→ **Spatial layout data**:
◇ ◇ ◇ ◇
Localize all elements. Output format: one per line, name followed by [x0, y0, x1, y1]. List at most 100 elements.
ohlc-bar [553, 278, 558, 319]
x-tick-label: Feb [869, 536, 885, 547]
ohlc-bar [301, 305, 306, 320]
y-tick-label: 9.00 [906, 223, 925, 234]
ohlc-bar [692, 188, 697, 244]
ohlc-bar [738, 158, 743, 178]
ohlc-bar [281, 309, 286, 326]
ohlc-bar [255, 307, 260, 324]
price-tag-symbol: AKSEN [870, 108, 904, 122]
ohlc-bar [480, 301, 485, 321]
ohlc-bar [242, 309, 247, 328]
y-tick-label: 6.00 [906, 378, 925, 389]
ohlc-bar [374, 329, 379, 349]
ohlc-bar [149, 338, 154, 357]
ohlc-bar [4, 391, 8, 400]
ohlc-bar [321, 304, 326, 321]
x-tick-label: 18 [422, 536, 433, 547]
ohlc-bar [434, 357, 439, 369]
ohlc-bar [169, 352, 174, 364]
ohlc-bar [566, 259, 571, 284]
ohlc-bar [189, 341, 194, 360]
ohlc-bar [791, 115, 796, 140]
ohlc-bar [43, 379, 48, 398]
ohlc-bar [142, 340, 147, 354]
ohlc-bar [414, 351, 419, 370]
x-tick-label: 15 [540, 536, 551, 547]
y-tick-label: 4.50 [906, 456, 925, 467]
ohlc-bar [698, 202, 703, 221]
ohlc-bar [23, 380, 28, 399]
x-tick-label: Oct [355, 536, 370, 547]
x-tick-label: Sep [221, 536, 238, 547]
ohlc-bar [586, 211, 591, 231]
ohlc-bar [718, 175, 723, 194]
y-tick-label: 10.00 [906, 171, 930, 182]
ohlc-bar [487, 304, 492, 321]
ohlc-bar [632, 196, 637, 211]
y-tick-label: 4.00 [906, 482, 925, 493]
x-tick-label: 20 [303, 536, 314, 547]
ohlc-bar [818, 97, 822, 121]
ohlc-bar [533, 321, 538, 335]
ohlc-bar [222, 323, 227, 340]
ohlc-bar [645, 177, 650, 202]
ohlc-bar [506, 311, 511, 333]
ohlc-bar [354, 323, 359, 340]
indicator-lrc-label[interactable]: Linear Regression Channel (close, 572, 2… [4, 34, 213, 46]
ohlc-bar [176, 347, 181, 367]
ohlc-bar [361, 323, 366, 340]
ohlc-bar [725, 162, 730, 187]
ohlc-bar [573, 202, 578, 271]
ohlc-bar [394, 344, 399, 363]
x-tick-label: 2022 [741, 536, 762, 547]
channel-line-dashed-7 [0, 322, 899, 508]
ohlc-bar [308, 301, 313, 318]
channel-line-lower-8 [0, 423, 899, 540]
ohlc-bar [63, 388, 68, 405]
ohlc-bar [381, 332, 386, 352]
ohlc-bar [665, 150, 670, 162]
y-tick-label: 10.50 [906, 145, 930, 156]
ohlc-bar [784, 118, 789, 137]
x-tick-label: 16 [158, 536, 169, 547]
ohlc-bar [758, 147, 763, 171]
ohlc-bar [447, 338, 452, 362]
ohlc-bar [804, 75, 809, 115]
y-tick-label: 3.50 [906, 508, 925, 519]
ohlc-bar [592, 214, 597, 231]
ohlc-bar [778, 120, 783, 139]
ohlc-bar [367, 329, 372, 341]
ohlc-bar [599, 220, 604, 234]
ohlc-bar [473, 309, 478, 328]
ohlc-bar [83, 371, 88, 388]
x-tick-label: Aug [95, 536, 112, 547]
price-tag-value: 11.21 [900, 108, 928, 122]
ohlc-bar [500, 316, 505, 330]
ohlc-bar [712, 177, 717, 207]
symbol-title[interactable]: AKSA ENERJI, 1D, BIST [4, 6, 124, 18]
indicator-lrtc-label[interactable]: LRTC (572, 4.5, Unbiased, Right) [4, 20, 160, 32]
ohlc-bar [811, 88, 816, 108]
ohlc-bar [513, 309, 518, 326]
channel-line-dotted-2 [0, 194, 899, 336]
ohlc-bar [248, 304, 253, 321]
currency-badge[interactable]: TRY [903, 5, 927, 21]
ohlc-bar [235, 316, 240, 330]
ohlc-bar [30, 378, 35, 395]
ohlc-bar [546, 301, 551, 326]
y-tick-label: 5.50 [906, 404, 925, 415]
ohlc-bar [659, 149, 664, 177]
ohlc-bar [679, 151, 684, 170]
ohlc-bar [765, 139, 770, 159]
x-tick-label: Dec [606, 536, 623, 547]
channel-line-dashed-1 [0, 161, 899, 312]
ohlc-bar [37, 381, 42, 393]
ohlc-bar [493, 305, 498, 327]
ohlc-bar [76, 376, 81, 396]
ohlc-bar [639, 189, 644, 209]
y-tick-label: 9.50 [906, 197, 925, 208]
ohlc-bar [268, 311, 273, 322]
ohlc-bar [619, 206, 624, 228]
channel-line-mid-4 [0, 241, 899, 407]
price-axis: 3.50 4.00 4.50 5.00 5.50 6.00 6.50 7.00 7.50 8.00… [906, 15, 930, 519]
◇ ◇ ◇ ◇
→ **GIVEN PROBLEM**: Transcribe every line of the listing above, keeping each one identical to the original.

→ **ANSWER FOR THIS EXERCISE**:
Localize all elements. Output format: one per line, name followed by [x0, y0, x1, y1]. List at most 100 elements.
ohlc-bar [553, 278, 558, 319]
x-tick-label: Feb [869, 536, 885, 547]
ohlc-bar [301, 305, 306, 320]
y-tick-label: 9.00 [906, 223, 925, 234]
ohlc-bar [692, 188, 697, 244]
ohlc-bar [738, 158, 743, 178]
ohlc-bar [281, 309, 286, 326]
ohlc-bar [255, 307, 260, 324]
price-tag-symbol: AKSEN [870, 108, 904, 122]
ohlc-bar [480, 301, 485, 321]
ohlc-bar [242, 309, 247, 328]
y-tick-label: 6.00 [906, 378, 925, 389]
ohlc-bar [374, 329, 379, 349]
ohlc-bar [149, 338, 154, 357]
ohlc-bar [4, 391, 8, 400]
ohlc-bar [321, 304, 326, 321]
x-tick-label: 18 [422, 536, 433, 547]
ohlc-bar [434, 357, 439, 369]
ohlc-bar [169, 352, 174, 364]
ohlc-bar [566, 259, 571, 284]
ohlc-bar [189, 341, 194, 360]
ohlc-bar [791, 115, 796, 140]
ohlc-bar [43, 379, 48, 398]
ohlc-bar [142, 340, 147, 354]
ohlc-bar [414, 351, 419, 370]
x-tick-label: 15 [540, 536, 551, 547]
y-tick-label: 4.50 [906, 456, 925, 467]
ohlc-bar [698, 202, 703, 221]
ohlc-bar [23, 380, 28, 399]
x-tick-label: Oct [355, 536, 370, 547]
x-tick-label: Sep [221, 536, 238, 547]
ohlc-bar [586, 211, 591, 231]
ohlc-bar [718, 175, 723, 194]
y-tick-label: 10.00 [906, 171, 930, 182]
ohlc-bar [487, 304, 492, 321]
ohlc-bar [632, 196, 637, 211]
y-tick-label: 4.00 [906, 482, 925, 493]
x-tick-label: 20 [303, 536, 314, 547]
ohlc-bar [818, 97, 822, 121]
ohlc-bar [533, 321, 538, 335]
ohlc-bar [222, 323, 227, 340]
ohlc-bar [645, 177, 650, 202]
ohlc-bar [506, 311, 511, 333]
ohlc-bar [354, 323, 359, 340]
indicator-lrc-label[interactable]: Linear Regression Channel (close, 572, 2… [4, 34, 213, 46]
ohlc-bar [176, 347, 181, 367]
ohlc-bar [361, 323, 366, 340]
ohlc-bar [725, 162, 730, 187]
ohlc-bar [573, 202, 578, 271]
ohlc-bar [394, 344, 399, 363]
x-tick-label: 2022 [741, 536, 762, 547]
channel-line-dashed-7 [0, 322, 899, 508]
ohlc-bar [308, 301, 313, 318]
channel-line-lower-8 [0, 423, 899, 540]
ohlc-bar [63, 388, 68, 405]
ohlc-bar [381, 332, 386, 352]
ohlc-bar [665, 150, 670, 162]
y-tick-label: 10.50 [906, 145, 930, 156]
ohlc-bar [784, 118, 789, 137]
x-tick-label: 16 [158, 536, 169, 547]
ohlc-bar [758, 147, 763, 171]
ohlc-bar [447, 338, 452, 362]
ohlc-bar [804, 75, 809, 115]
y-tick-label: 3.50 [906, 508, 925, 519]
ohlc-bar [592, 214, 597, 231]
ohlc-bar [778, 120, 783, 139]
ohlc-bar [367, 329, 372, 341]
ohlc-bar [599, 220, 604, 234]
ohlc-bar [473, 309, 478, 328]
ohlc-bar [83, 371, 88, 388]
x-tick-label: Aug [95, 536, 112, 547]
price-tag-value: 11.21 [900, 108, 928, 122]
ohlc-bar [500, 316, 505, 330]
ohlc-bar [712, 177, 717, 207]
symbol-title[interactable]: AKSA ENERJI, 1D, BIST [4, 6, 124, 18]
indicator-lrtc-label[interactable]: LRTC (572, 4.5, Unbiased, Right) [4, 20, 160, 32]
ohlc-bar [811, 88, 816, 108]
ohlc-bar [513, 309, 518, 326]
channel-line-dotted-2 [0, 194, 899, 336]
ohlc-bar [248, 304, 253, 321]
currency-badge[interactable]: TRY [903, 5, 927, 21]
ohlc-bar [235, 316, 240, 330]
ohlc-bar [30, 378, 35, 395]
ohlc-bar [546, 301, 551, 326]
y-tick-label: 5.50 [906, 404, 925, 415]
ohlc-bar [659, 149, 664, 177]
ohlc-bar [679, 151, 684, 170]
ohlc-bar [765, 139, 770, 159]
x-tick-label: Dec [606, 536, 623, 547]
channel-line-dashed-1 [0, 161, 899, 312]
ohlc-bar [37, 381, 42, 393]
ohlc-bar [493, 305, 498, 327]
ohlc-bar [76, 376, 81, 396]
ohlc-bar [639, 189, 644, 209]
y-tick-label: 9.50 [906, 197, 925, 208]
ohlc-bar [268, 311, 273, 322]
ohlc-bar [619, 206, 624, 228]
channel-line-mid-4 [0, 241, 899, 407]
price-axis: 3.50 4.00 4.50 5.00 5.50 6.00 6.50 7.00 7.50 8.00… [906, 15, 930, 519]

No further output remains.